((
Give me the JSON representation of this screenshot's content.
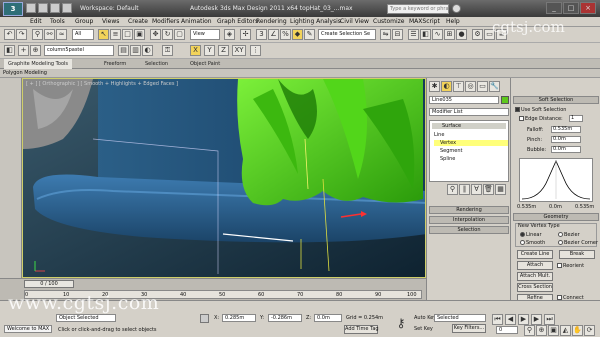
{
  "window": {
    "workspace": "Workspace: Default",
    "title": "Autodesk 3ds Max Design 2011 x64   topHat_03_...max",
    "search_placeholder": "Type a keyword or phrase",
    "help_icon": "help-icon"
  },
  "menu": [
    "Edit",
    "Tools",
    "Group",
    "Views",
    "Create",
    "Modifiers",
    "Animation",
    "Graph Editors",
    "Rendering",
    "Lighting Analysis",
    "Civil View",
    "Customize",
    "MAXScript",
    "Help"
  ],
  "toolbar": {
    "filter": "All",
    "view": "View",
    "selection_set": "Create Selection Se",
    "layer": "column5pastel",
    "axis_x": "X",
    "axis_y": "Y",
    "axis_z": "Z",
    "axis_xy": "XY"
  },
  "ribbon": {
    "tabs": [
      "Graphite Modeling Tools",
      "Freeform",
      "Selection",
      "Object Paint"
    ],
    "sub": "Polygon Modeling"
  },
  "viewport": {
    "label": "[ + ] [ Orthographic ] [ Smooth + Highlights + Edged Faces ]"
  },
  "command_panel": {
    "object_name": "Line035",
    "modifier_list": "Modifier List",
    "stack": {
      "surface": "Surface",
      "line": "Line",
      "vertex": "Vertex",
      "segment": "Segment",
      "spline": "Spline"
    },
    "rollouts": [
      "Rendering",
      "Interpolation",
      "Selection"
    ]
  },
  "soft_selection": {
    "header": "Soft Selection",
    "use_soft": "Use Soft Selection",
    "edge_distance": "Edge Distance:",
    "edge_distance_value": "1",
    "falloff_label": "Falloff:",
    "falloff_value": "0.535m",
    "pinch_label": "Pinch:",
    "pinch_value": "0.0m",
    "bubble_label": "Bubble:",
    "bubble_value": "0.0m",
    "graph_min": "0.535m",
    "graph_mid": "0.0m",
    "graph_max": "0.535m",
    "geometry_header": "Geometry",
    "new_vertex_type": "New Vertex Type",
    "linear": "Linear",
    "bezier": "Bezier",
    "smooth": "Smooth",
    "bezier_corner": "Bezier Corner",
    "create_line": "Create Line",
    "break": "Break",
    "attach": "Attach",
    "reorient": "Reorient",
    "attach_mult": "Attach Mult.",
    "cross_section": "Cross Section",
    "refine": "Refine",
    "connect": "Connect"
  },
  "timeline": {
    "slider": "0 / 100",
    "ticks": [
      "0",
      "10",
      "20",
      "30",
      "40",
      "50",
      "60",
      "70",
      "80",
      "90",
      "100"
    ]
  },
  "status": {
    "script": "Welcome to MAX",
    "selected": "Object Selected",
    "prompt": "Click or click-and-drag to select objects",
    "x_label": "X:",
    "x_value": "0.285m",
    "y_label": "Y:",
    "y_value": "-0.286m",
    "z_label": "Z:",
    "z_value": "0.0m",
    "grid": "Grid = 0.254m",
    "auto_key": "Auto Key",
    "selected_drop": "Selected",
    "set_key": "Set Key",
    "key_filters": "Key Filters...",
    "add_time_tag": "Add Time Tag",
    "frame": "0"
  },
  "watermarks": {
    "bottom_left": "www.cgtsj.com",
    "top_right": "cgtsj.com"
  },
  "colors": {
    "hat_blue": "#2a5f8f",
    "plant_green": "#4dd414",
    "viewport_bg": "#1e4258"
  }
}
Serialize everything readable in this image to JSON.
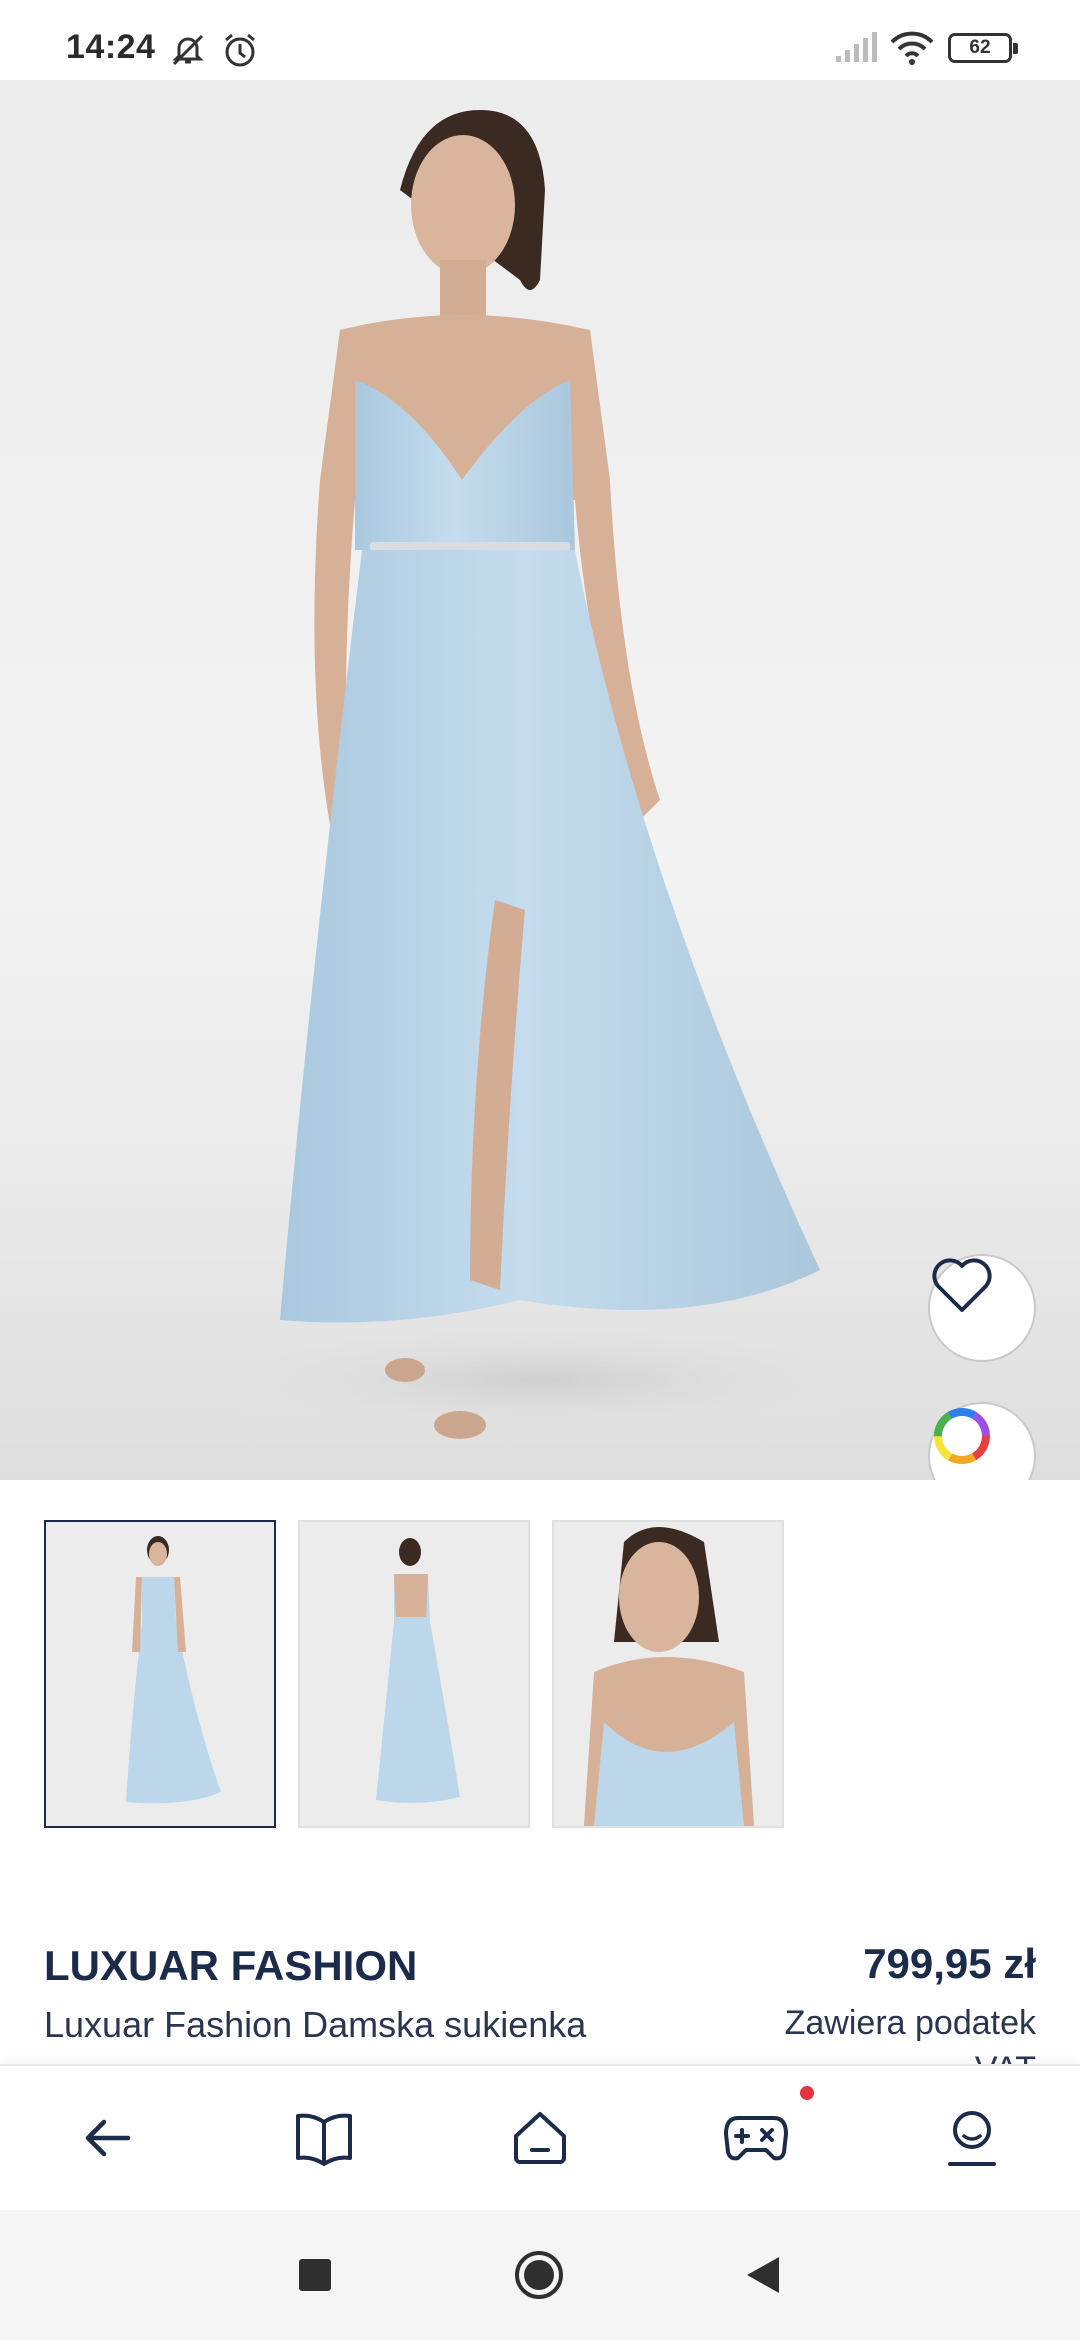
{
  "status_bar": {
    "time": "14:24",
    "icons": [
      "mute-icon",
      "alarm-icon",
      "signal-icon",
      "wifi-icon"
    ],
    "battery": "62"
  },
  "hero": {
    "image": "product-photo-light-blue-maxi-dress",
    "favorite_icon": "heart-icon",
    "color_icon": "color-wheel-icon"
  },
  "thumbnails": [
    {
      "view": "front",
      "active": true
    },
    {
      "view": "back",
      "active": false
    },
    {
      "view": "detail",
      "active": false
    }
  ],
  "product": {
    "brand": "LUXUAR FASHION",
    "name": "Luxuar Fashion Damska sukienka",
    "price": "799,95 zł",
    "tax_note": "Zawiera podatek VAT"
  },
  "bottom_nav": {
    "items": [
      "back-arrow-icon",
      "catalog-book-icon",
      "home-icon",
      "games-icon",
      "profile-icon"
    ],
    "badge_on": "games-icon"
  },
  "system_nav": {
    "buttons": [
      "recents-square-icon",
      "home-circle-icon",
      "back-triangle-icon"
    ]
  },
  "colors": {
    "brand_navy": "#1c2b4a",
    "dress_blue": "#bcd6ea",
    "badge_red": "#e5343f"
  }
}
))
Restate the data above word for word. Skip every picture.

• Worked solution:
Give me the JSON representation of this screenshot's content.
{
  "window": {
    "workspace": "Workspace: Default",
    "title": "Autodesk 3ds Max Design 2011 x64   topHat_03_...max",
    "search_placeholder": "Type a keyword or phrase",
    "help_icon": "help-icon"
  },
  "menu": [
    "Edit",
    "Tools",
    "Group",
    "Views",
    "Create",
    "Modifiers",
    "Animation",
    "Graph Editors",
    "Rendering",
    "Lighting Analysis",
    "Civil View",
    "Customize",
    "MAXScript",
    "Help"
  ],
  "toolbar": {
    "filter": "All",
    "view": "View",
    "selection_set": "Create Selection Se",
    "layer": "column5pastel",
    "axis_x": "X",
    "axis_y": "Y",
    "axis_z": "Z",
    "axis_xy": "XY"
  },
  "ribbon": {
    "tabs": [
      "Graphite Modeling Tools",
      "Freeform",
      "Selection",
      "Object Paint"
    ],
    "sub": "Polygon Modeling"
  },
  "viewport": {
    "label": "[ + ] [ Orthographic ] [ Smooth + Highlights + Edged Faces ]"
  },
  "command_panel": {
    "object_name": "Line035",
    "modifier_list": "Modifier List",
    "stack": {
      "surface": "Surface",
      "line": "Line",
      "vertex": "Vertex",
      "segment": "Segment",
      "spline": "Spline"
    },
    "rollouts": [
      "Rendering",
      "Interpolation",
      "Selection"
    ]
  },
  "soft_selection": {
    "header": "Soft Selection",
    "use_soft": "Use Soft Selection",
    "edge_distance": "Edge Distance:",
    "edge_distance_value": "1",
    "falloff_label": "Falloff:",
    "falloff_value": "0.535m",
    "pinch_label": "Pinch:",
    "pinch_value": "0.0m",
    "bubble_label": "Bubble:",
    "bubble_value": "0.0m",
    "graph_min": "0.535m",
    "graph_mid": "0.0m",
    "graph_max": "0.535m",
    "geometry_header": "Geometry",
    "new_vertex_type": "New Vertex Type",
    "linear": "Linear",
    "bezier": "Bezier",
    "smooth": "Smooth",
    "bezier_corner": "Bezier Corner",
    "create_line": "Create Line",
    "break": "Break",
    "attach": "Attach",
    "reorient": "Reorient",
    "attach_mult": "Attach Mult.",
    "cross_section": "Cross Section",
    "refine": "Refine",
    "connect": "Connect"
  },
  "timeline": {
    "slider": "0 / 100",
    "ticks": [
      "0",
      "10",
      "20",
      "30",
      "40",
      "50",
      "60",
      "70",
      "80",
      "90",
      "100"
    ]
  },
  "status": {
    "script": "Welcome to MAX",
    "selected": "Object Selected",
    "prompt": "Click or click-and-drag to select objects",
    "x_label": "X:",
    "x_value": "0.285m",
    "y_label": "Y:",
    "y_value": "-0.286m",
    "z_label": "Z:",
    "z_value": "0.0m",
    "grid": "Grid = 0.254m",
    "auto_key": "Auto Key",
    "selected_drop": "Selected",
    "set_key": "Set Key",
    "key_filters": "Key Filters...",
    "add_time_tag": "Add Time Tag",
    "frame": "0"
  },
  "watermarks": {
    "bottom_left": "www.cgtsj.com",
    "top_right": "cgtsj.com"
  },
  "colors": {
    "hat_blue": "#2a5f8f",
    "plant_green": "#4dd414",
    "viewport_bg": "#1e4258"
  }
}
Serialize everything readable in this image to JSON.
{
  "status_bar": {
    "time": "14:24",
    "icons": [
      "mute-icon",
      "alarm-icon",
      "signal-icon",
      "wifi-icon"
    ],
    "battery": "62"
  },
  "hero": {
    "image": "product-photo-light-blue-maxi-dress",
    "favorite_icon": "heart-icon",
    "color_icon": "color-wheel-icon"
  },
  "thumbnails": [
    {
      "view": "front",
      "active": true
    },
    {
      "view": "back",
      "active": false
    },
    {
      "view": "detail",
      "active": false
    }
  ],
  "product": {
    "brand": "LUXUAR FASHION",
    "name": "Luxuar Fashion Damska sukienka",
    "price": "799,95 zł",
    "tax_note": "Zawiera podatek VAT"
  },
  "bottom_nav": {
    "items": [
      "back-arrow-icon",
      "catalog-book-icon",
      "home-icon",
      "games-icon",
      "profile-icon"
    ],
    "badge_on": "games-icon"
  },
  "system_nav": {
    "buttons": [
      "recents-square-icon",
      "home-circle-icon",
      "back-triangle-icon"
    ]
  },
  "colors": {
    "brand_navy": "#1c2b4a",
    "dress_blue": "#bcd6ea",
    "badge_red": "#e5343f"
  }
}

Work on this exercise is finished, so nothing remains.